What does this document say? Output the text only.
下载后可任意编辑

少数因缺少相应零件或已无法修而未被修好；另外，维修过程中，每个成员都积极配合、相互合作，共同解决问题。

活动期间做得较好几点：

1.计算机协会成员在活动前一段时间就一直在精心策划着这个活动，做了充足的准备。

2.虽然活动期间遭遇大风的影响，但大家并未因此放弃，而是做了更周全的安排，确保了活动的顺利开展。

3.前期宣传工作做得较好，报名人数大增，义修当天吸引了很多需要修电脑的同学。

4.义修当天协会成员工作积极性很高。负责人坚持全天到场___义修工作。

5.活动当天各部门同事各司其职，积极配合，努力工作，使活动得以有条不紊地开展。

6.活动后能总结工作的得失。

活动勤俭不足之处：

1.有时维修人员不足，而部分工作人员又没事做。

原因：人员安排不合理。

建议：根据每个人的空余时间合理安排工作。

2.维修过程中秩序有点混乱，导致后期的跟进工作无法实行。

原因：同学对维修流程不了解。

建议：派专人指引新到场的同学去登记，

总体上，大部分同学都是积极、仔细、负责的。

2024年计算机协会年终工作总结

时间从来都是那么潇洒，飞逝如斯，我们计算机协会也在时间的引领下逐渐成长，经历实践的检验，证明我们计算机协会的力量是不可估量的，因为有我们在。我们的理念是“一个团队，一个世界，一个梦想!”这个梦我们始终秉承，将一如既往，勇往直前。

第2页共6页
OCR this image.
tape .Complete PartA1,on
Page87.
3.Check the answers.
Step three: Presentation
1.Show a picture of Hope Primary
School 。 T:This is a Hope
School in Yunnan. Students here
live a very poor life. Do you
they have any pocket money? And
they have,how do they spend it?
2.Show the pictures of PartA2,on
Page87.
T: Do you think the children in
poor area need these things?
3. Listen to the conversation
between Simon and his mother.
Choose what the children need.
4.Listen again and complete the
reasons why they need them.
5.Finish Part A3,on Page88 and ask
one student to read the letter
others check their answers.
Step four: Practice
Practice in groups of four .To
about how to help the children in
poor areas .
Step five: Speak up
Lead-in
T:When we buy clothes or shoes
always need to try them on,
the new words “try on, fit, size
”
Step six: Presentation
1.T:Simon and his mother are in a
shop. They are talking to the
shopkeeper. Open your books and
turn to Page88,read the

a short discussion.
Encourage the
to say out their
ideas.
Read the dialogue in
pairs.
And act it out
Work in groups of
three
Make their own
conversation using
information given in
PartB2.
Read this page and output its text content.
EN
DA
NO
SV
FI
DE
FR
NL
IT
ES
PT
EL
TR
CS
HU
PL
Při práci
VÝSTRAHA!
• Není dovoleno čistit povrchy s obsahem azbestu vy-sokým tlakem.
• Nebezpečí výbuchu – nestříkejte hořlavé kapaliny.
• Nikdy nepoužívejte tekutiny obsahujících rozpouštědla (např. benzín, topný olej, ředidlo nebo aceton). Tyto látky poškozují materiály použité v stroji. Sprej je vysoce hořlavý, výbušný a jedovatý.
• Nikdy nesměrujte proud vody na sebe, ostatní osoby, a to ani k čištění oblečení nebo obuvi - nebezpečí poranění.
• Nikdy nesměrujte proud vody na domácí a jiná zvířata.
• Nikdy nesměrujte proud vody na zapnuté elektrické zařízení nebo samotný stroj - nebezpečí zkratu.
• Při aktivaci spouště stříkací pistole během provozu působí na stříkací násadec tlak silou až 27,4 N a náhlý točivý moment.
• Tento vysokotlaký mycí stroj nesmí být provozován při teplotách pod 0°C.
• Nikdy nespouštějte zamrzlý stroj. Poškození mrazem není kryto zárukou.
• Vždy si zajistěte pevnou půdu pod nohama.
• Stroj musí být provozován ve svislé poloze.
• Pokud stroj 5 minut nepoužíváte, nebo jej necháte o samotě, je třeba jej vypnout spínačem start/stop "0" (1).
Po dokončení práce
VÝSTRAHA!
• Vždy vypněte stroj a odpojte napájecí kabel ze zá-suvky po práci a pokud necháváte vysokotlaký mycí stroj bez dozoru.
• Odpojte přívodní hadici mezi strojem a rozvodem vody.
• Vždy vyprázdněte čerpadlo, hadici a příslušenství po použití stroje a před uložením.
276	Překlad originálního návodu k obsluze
====================
STATED PROBLEM »
Find the string "mycí" in the entries above and return each line that holds it.

REPLY TO THE TASK »
• Tento vysokotlaký mycí stroj nesmí být provozován při teplotách pod 0°C.
• Vždy vypněte stroj a odpojte napájecí kabel ze zá-suvky po práci a pokud necháváte vysokotlaký mycí stroj bez dozoru.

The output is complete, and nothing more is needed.